> Chart and figure data
┌──

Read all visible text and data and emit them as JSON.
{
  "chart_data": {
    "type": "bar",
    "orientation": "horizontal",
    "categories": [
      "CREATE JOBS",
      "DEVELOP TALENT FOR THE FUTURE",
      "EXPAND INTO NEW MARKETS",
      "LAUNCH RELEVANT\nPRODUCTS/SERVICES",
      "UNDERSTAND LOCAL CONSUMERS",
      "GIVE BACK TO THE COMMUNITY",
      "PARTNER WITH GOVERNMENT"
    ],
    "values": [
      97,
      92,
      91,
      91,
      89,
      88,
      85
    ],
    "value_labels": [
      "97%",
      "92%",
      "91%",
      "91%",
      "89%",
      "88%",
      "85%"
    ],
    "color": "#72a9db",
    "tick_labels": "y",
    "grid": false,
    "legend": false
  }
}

└──

> Exercise
Your task is to print the whole listing again exactly.

> Solved problem
Read all visible text and data and emit them as JSON.
{
  "chart_data": {
    "type": "bar",
    "orientation": "horizontal",
    "categories": [
      "CREATE JOBS",
      "DEVELOP TALENT FOR THE FUTURE",
      "EXPAND INTO NEW MARKETS",
      "LAUNCH RELEVANT\nPRODUCTS/SERVICES",
      "UNDERSTAND LOCAL CONSUMERS",
      "GIVE BACK TO THE COMMUNITY",
      "PARTNER WITH GOVERNMENT"
    ],
    "values": [
      97,
      92,
      91,
      91,
      89,
      88,
      85
    ],
    "value_labels": [
      "97%",
      "92%",
      "91%",
      "91%",
      "89%",
      "88%",
      "85%"
    ],
    "color": "#72a9db",
    "tick_labels": "y",
    "grid": false,
    "legend": false
  }
}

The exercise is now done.